▶ What to produce
Gather the lines that hold the string "verified".

*** Material for this exercise

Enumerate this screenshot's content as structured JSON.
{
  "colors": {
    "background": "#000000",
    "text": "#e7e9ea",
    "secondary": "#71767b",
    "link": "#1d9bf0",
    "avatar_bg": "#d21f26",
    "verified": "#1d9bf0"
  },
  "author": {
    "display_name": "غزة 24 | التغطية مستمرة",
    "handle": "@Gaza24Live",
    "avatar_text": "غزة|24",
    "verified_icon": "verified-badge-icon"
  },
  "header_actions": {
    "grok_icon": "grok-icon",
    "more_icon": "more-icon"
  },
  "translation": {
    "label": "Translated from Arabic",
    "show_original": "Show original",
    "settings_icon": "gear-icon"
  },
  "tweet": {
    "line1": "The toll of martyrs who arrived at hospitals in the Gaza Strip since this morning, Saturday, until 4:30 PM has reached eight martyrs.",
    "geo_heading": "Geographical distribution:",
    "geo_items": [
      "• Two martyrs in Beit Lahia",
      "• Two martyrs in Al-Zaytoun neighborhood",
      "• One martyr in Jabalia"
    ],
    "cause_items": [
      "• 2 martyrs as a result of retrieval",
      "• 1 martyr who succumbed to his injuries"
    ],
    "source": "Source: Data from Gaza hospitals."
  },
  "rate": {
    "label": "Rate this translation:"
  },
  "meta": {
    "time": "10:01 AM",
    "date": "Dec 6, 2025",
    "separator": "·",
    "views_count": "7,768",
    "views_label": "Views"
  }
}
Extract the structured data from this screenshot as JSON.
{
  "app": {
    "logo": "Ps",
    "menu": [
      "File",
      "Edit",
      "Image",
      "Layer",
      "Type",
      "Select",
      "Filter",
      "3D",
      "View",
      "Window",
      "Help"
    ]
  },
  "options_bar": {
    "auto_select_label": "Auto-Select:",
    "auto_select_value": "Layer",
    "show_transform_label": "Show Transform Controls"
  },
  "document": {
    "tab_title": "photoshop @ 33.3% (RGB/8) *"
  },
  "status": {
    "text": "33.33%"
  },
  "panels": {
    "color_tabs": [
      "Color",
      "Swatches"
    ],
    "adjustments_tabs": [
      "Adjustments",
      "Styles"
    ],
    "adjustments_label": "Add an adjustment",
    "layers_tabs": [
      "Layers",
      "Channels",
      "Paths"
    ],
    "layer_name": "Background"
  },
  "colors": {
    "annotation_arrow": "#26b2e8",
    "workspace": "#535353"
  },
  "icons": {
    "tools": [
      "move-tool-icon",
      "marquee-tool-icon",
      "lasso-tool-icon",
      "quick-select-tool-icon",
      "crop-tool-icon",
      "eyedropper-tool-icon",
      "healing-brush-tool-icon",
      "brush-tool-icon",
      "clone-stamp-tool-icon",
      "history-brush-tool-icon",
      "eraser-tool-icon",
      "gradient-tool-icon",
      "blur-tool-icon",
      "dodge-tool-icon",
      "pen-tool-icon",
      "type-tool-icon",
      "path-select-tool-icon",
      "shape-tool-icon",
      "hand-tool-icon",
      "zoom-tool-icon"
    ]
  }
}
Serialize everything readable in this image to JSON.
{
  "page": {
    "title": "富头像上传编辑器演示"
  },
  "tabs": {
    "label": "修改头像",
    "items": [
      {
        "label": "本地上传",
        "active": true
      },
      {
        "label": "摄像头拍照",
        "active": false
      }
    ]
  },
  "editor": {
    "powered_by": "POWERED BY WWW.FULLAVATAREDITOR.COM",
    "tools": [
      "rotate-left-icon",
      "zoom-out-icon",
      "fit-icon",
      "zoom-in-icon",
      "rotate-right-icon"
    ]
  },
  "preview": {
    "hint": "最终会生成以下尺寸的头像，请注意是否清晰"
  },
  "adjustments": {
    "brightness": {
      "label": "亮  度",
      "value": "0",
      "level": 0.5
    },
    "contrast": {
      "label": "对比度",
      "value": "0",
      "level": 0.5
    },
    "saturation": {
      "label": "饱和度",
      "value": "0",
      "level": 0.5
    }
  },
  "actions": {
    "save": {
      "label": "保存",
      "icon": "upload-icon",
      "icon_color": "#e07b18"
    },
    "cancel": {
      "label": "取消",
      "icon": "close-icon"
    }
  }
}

******

▶ Full response
    "verified": "#1d9bf0"
    "verified_icon": "verified-badge-icon"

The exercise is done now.